▶ **Reading text**:
------------------------------------------------------------
Well, I’ll start with production improvement. Clearly a lot of that happened because we invested a lot of money second half. It was particularly in the non-operated Eagle Ford and they performed well and we outperformed our expectation. As far as 2012, I’ll just refer you to our guidance. I think you can – you will see in the first quarter, of course now we sold significant interest in the non-op Eagle Ford, so we have to make that up before we start growing over on a total rate basis again. To some extent there is some – as we shift over to pad drilling and more development in the Eagle Ford, there is some additional down time in the base that you have to account for as you have to shut in a number of wells as you’re fracking, development wells and so we’ve had to factor in a certain amount of additional downtime in the base which reduces our growth rate somewhat. Almost all the difference between the two forecasts we presented from – one clear back in last August to now is based on the fact that we cut those Haynesville wells and really they’re just very prolific wells and that difference that we’re talking about is largely due to that. Ryan Todd – Deutsche Bank: Great. And between the loss of the – I mean I guess the shift away from the Haynesville wells and the increased focus in the Eagle Ford, and thanks for the granularity that you guys gave us there, the higher liquids contents, I mean how do you think about mix shift going forward for the company over the next 12 to 24 months?
------------------------------------------------------------
▶ **Data for the task**:
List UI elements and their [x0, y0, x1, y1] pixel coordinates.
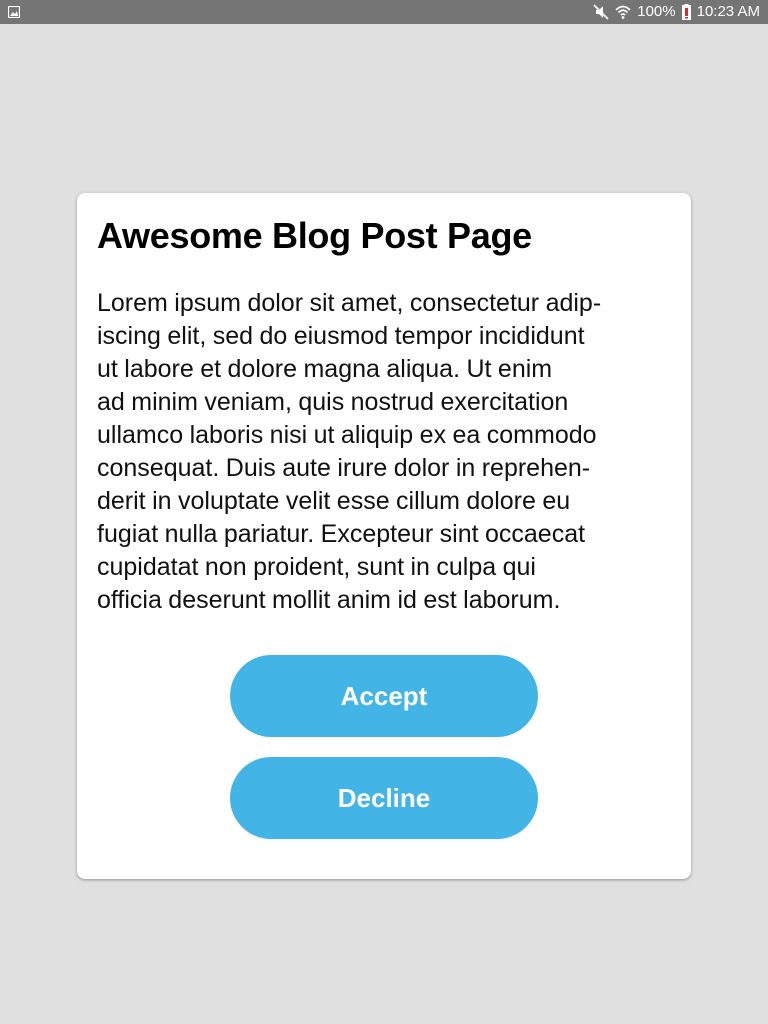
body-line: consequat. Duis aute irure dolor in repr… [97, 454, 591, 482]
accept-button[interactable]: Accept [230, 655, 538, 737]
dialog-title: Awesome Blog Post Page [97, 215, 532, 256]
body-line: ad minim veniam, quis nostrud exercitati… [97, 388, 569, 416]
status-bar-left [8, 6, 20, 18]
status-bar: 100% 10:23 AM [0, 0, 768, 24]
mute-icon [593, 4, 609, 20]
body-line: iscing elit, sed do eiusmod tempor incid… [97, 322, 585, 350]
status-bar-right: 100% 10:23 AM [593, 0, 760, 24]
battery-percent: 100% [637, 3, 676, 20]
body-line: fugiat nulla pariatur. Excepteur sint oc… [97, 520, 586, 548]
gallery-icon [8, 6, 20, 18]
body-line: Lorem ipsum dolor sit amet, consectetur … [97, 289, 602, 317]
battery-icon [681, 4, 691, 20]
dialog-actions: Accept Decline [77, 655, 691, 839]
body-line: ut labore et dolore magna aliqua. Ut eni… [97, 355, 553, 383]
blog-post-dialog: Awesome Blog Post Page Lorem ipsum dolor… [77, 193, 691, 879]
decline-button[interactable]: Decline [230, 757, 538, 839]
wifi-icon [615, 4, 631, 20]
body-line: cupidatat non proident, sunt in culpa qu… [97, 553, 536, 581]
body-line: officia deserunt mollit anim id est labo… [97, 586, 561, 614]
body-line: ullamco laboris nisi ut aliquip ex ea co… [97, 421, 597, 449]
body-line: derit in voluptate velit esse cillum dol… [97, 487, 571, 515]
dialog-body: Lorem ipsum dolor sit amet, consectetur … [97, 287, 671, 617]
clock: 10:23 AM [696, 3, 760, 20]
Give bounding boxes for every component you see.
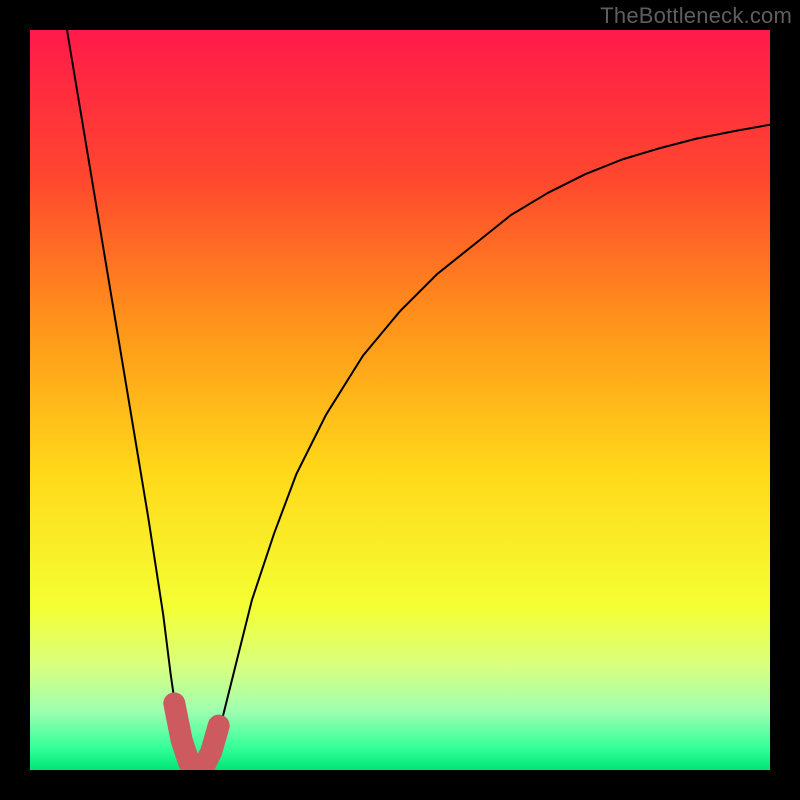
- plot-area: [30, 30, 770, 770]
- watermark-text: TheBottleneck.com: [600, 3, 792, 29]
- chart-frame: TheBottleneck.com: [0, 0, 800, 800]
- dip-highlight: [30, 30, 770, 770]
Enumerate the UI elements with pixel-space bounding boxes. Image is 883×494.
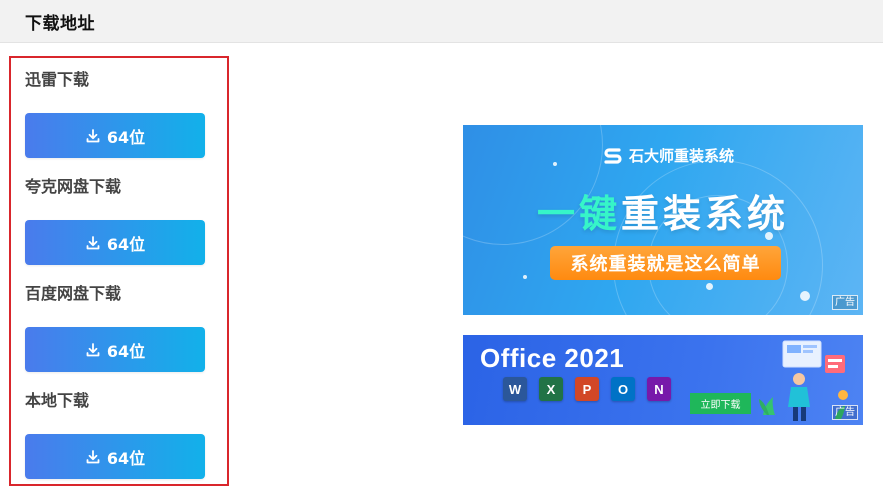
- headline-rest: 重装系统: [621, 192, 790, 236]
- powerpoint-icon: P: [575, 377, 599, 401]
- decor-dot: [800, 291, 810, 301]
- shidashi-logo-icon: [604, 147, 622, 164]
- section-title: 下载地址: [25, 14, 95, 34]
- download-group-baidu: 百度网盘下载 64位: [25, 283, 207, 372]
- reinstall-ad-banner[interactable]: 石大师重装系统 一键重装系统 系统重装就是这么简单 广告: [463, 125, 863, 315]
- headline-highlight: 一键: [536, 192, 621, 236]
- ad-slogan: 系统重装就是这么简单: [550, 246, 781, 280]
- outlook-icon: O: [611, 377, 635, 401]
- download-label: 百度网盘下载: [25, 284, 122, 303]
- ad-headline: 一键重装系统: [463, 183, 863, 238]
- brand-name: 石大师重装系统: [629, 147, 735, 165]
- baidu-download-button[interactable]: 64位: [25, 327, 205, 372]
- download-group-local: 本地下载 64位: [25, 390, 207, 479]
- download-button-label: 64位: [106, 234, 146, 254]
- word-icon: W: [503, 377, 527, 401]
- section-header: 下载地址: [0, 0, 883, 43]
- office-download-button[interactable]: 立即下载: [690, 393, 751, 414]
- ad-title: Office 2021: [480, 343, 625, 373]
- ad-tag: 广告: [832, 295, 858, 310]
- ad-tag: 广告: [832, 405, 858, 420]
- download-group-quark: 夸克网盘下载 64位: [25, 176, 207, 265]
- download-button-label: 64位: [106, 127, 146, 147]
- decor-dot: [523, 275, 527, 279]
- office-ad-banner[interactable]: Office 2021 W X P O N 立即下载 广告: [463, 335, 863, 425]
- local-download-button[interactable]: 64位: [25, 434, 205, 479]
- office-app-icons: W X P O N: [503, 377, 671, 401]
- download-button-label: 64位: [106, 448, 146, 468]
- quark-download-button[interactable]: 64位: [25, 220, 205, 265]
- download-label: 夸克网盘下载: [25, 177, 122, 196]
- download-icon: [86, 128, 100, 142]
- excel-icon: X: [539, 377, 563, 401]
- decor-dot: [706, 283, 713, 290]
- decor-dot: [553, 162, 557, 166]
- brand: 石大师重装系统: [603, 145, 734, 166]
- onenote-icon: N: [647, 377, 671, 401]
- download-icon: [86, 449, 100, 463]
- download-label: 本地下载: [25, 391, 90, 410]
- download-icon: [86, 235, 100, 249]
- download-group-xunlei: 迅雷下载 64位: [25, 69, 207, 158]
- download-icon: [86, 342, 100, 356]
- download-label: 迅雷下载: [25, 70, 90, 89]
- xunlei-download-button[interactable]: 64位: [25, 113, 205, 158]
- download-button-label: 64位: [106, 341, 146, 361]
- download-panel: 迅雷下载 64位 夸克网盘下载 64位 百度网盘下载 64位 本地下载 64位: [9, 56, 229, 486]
------------------------------------------------------------
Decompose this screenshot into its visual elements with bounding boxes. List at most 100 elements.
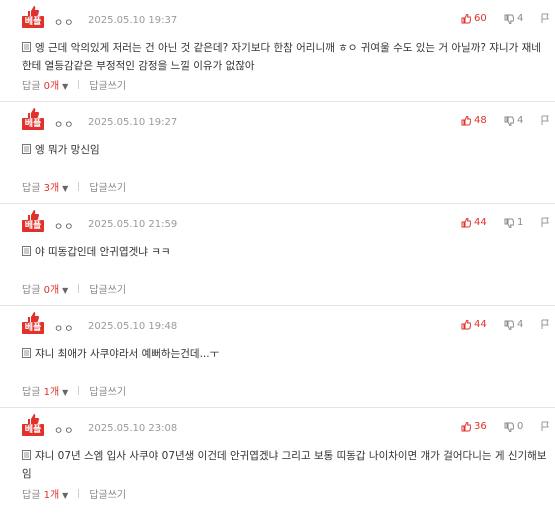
------------------------------------------------------------
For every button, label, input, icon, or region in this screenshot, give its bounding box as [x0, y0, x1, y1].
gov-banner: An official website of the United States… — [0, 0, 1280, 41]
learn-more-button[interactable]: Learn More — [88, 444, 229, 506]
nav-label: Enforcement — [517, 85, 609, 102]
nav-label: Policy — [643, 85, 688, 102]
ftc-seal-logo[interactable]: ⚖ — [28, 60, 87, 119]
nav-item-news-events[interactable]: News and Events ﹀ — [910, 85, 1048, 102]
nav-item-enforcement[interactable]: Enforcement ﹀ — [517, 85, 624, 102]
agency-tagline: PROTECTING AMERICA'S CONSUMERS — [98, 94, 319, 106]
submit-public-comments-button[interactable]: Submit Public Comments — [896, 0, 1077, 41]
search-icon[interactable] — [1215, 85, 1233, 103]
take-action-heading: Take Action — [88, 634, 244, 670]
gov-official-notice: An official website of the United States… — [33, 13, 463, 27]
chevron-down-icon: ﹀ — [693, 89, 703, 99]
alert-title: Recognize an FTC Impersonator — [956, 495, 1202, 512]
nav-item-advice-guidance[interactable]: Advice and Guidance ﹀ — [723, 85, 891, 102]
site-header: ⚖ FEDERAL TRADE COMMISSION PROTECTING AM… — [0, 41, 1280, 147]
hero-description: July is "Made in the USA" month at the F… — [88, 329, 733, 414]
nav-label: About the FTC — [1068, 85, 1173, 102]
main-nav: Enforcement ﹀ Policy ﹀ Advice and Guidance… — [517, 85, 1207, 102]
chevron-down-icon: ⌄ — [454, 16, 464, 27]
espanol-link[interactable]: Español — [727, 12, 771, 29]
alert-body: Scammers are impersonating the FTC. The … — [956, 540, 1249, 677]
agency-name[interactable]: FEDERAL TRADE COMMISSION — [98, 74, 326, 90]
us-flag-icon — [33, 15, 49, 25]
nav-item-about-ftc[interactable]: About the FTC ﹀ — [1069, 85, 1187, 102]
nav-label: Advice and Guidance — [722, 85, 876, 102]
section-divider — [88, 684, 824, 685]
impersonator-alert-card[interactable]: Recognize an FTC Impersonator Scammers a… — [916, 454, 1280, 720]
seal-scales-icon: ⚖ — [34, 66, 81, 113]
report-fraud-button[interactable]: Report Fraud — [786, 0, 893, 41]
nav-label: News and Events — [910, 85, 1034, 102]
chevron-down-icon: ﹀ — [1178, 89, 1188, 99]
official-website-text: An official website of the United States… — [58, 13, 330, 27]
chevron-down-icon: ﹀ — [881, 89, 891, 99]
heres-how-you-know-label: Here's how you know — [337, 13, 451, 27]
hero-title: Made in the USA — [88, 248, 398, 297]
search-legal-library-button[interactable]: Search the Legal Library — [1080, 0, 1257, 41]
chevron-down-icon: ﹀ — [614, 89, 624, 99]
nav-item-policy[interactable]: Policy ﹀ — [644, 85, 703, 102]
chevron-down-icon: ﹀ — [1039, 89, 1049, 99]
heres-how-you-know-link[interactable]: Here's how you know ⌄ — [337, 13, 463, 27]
------------------------------------------------------------
▶ **Required tasks**:
1. In the first block of records, arrange the lines starting with the line containing "List UI elements" and going on through the line containing "body-line: fugiat nulla" as a Markdown table with the columns No. and Entry. Number each row, skip blank lines, and leave out the pictures.
2. Pick up the earnings call transcript about Eagle Ford production right after its last sentence, and keep writing.

▶ **Responses per task**:
1.
| No. | Entry |
|---|---|
| 1 | List UI elements and their [x0, y0, x1, y1] pixel coordinates. |
| 2 | body-line: consequat. Duis aute irure dolor in repr… [97, 454, 591, 482] |
| 3 | accept-button[interactable]: Accept [230, 655, 538, 737] |
| 4 | dialog-title: Awesome Blog Post Page [97, 215, 532, 256] |
| 5 | body-line: ad minim veniam, quis nostrud exercitati… [97, 388, 569, 416] |
| 6 | status-bar-left [8, 6, 20, 18] |
| 7 | status-bar: 100% 10:23 AM [0, 0, 768, 24] |
| 8 | mute-icon [593, 4, 609, 20] |
| 9 | body-line: iscing elit, sed do eiusmod tempor incid… [97, 322, 585, 350] |
| 10 | status-bar-right: 100% 10:23 AM [593, 0, 760, 24] |
| 11 | battery-percent: 100% [637, 3, 676, 20] |
| 12 | body-line: fugiat nulla pariatur. Excepteur sint oc… [97, 520, 586, 548] |

2.
Wade Pursell

Management

Again, we don’t guide to that because it is a little difficult to predict. Generally we believe our liquids percentage is going to go up. I would say though that our Eagle Ford assets are because a lot of our production comes from the southern end of that gas condensate window, we’re not going to become an oil company overnight. I mean clearly that we’re going to produce a lot of associated gas with this. And any change you’re going to see is going to be fairly gradual. It’s not going to be a rapid change and again it depends to some extent on how our infrastructure builds out and exactly which wells we can flow at what rates. So, we’re not going to guide to it, but I think generally we’re going to get oilier, but it will be a fairly slow change. Ryan Todd – Deutsche Bank: Thanks. And if we think about down the line a little bit in terms of potential acceleration, you’ll go to six rigs, drop back to five, how do you think about the potential to add back the sixth rig at some point in the future? When do you see infrastructure – is it infrastructure limited and when will infrastructure allow you to kind of reaccelerate to some extent?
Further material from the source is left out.